Check every line of the entries for "this", and copy the lines that hold it.

* Begin EXERCISE INPUTS *

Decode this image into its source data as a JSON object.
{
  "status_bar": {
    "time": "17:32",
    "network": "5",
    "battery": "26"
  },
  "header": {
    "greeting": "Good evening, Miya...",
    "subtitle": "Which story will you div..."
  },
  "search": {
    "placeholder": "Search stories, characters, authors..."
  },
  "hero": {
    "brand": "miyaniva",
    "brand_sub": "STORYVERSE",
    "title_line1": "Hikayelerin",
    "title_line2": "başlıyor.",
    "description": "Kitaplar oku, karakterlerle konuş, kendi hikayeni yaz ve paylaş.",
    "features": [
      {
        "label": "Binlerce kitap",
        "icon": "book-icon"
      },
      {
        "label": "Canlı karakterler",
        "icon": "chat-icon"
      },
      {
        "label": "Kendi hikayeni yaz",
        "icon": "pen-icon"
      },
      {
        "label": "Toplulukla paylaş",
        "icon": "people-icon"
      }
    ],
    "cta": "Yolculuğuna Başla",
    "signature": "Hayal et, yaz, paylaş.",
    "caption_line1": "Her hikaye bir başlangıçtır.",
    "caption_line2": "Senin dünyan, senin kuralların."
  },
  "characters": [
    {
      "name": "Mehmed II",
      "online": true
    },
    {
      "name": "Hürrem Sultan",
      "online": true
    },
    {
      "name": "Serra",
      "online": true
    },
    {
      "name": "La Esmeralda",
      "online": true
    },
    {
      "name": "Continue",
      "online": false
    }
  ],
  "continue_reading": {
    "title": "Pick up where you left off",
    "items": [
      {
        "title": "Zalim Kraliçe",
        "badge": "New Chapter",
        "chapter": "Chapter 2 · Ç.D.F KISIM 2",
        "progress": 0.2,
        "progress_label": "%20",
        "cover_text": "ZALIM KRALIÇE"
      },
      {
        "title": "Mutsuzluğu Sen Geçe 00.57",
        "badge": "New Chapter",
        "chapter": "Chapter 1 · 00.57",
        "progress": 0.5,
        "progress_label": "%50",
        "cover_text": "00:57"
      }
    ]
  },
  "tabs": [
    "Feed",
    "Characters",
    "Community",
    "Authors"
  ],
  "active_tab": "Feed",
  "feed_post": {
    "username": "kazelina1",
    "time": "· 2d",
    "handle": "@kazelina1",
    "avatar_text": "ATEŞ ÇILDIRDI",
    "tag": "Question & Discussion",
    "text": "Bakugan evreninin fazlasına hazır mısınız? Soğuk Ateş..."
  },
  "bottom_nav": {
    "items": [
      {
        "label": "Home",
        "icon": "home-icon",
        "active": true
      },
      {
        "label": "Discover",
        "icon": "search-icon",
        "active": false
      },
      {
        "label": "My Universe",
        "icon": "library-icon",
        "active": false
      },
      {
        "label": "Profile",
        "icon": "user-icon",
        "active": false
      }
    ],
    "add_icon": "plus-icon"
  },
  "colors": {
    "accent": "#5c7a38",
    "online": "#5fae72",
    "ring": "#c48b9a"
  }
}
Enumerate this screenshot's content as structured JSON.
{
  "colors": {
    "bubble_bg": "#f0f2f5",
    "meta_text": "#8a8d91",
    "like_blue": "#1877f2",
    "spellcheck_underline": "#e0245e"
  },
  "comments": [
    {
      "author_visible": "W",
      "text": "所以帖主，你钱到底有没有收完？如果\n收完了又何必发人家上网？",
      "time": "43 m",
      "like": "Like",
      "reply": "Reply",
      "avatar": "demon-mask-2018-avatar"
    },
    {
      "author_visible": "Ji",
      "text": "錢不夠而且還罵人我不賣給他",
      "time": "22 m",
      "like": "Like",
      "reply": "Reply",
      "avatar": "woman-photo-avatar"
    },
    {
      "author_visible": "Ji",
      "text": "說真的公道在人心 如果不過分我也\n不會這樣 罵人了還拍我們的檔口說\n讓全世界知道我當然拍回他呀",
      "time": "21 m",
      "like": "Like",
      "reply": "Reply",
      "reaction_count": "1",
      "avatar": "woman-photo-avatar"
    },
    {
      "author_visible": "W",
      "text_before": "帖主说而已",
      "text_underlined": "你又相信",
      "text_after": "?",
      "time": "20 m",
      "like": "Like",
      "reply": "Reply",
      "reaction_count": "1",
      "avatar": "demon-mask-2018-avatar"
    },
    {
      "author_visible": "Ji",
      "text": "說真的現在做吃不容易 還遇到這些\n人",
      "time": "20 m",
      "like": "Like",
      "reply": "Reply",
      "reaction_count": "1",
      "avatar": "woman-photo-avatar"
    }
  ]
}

* End EXERCISE INPUTS *

THE OUTPUT >>
Decode this image into its source data as a JSON object.
Enumerate this screenshot's content as structured JSON.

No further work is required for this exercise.